### Dataset records
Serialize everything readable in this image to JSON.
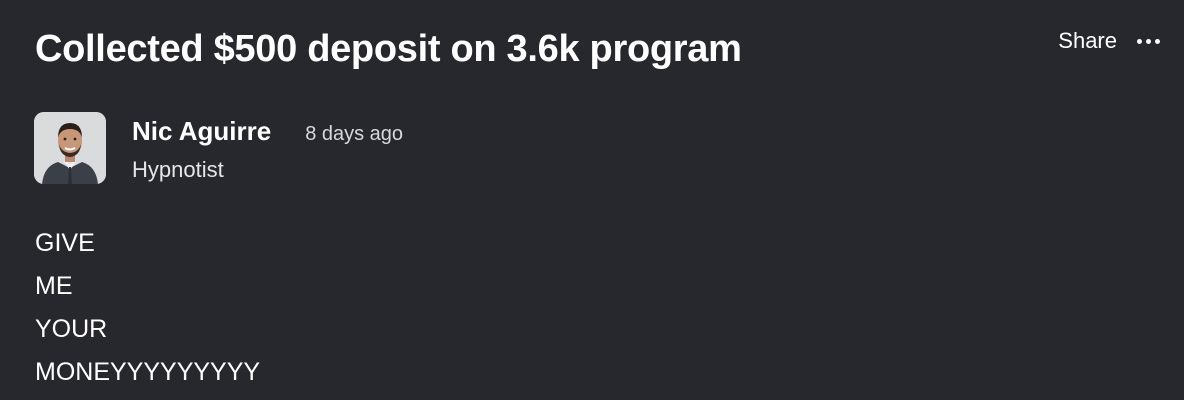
{
  "post": {
    "title": "Collected $500 deposit on 3.6k program",
    "actions": {
      "share_label": "Share",
      "more_icon": "more-horizontal-icon"
    },
    "author": {
      "name": "Nic Aguirre",
      "role": "Hypnotist",
      "time_ago": "8 days ago"
    },
    "body_lines": [
      "GIVE",
      "ME",
      "YOUR",
      "MONEYYYYYYYYY"
    ]
  },
  "colors": {
    "background": "#27282d",
    "text": "#ffffff",
    "muted_text": "#d8d8dc"
  }
}
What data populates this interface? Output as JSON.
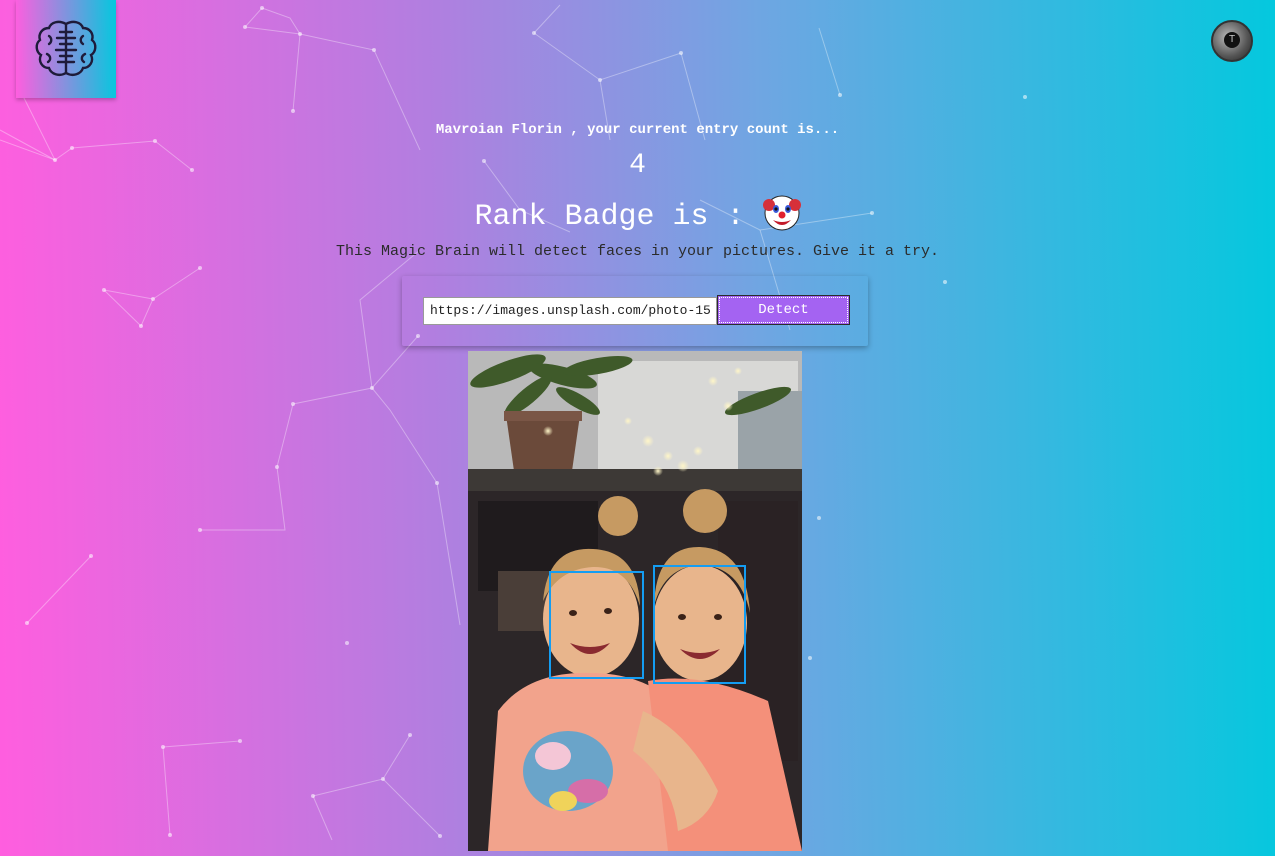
{
  "header": {
    "logo_icon": "brain-icon",
    "avatar_icon": "user-avatar"
  },
  "entry": {
    "prefix_name": "Mavroian Florin",
    "suffix": " , your current entry count is...",
    "count": "4"
  },
  "rank": {
    "label": "Rank Badge is : ",
    "badge_icon": "clown-face-icon"
  },
  "description": "This Magic Brain will detect faces in your pictures. Give it a try.",
  "form": {
    "input_value": "https://images.unsplash.com/photo-15",
    "detect_label": "Detect"
  },
  "image": {
    "subject": "two-smiling-girls-hugging",
    "detected_faces": 2
  },
  "colors": {
    "gradient_left": "#ff5edf",
    "gradient_right": "#04c8de",
    "button": "#a463f2",
    "face_box": "#149df2"
  }
}
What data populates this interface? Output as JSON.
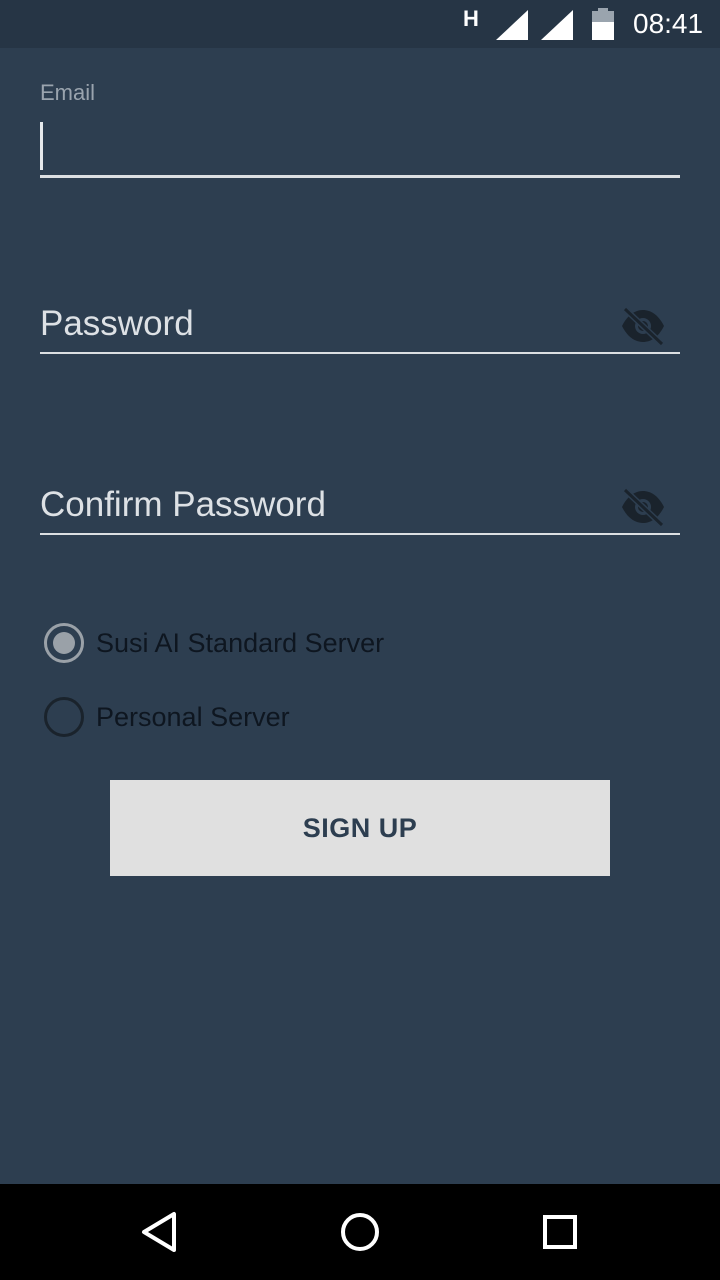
{
  "status_bar": {
    "network_type": "H",
    "time": "08:41",
    "icons": [
      "signal-icon",
      "signal-icon",
      "battery-icon"
    ]
  },
  "form": {
    "email": {
      "label": "Email",
      "value": ""
    },
    "password": {
      "placeholder": "Password",
      "value": "",
      "toggle_icon": "visibility-off-icon"
    },
    "confirm_password": {
      "placeholder": "Confirm Password",
      "value": "",
      "toggle_icon": "visibility-off-icon"
    },
    "server_options": [
      {
        "label": "Susi AI Standard Server",
        "selected": true
      },
      {
        "label": "Personal Server",
        "selected": false
      }
    ],
    "signup_label": "SIGN UP"
  },
  "nav_bar": {
    "icons": [
      "back-icon",
      "home-icon",
      "recents-icon"
    ]
  },
  "colors": {
    "background": "#2d3e50",
    "status_bar": "#263545",
    "button": "#e0e0e0",
    "button_text": "#2d3e50"
  }
}
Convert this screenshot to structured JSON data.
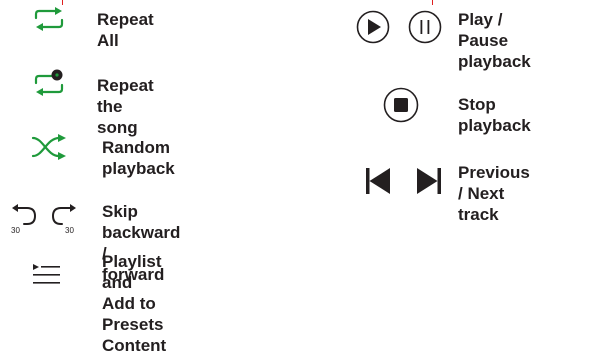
{
  "colors": {
    "accent": "#1f9a3b",
    "text": "#231f20",
    "marker": "#e02020"
  },
  "legend": {
    "left": [
      {
        "icon": "repeat-all-icon",
        "label": "Repeat All"
      },
      {
        "icon": "repeat-one-icon",
        "label": "Repeat the song"
      },
      {
        "icon": "shuffle-icon",
        "label": "Random playback"
      },
      {
        "icon": "skip-back-forward-icon",
        "label": "Skip backward /\nforward",
        "skip_seconds": "30"
      },
      {
        "icon": "playlist-icon",
        "label": "Playlist and Add to\nPresets Content"
      }
    ],
    "right": [
      {
        "icon": "play-pause-icon",
        "label": "Play / Pause\nplayback"
      },
      {
        "icon": "stop-icon",
        "label": "Stop playback"
      },
      {
        "icon": "previous-next-icon",
        "label": "Previous / Next\ntrack"
      }
    ]
  }
}
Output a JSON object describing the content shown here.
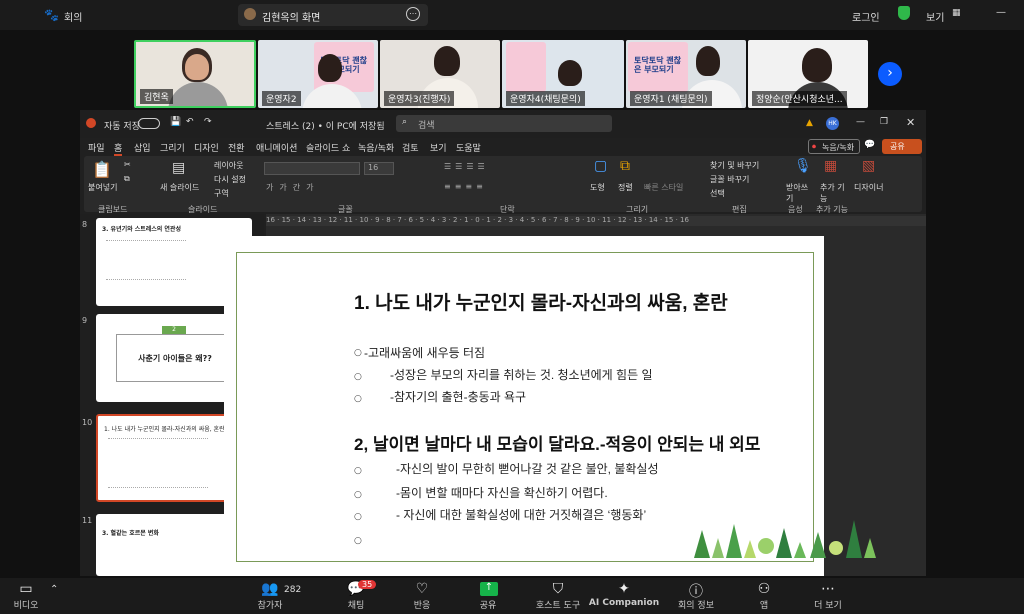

### EXERCISE TASK
In the records above, tally the lines where the word "entry" appears, and give the number and nothing else.

### THE REPLY
2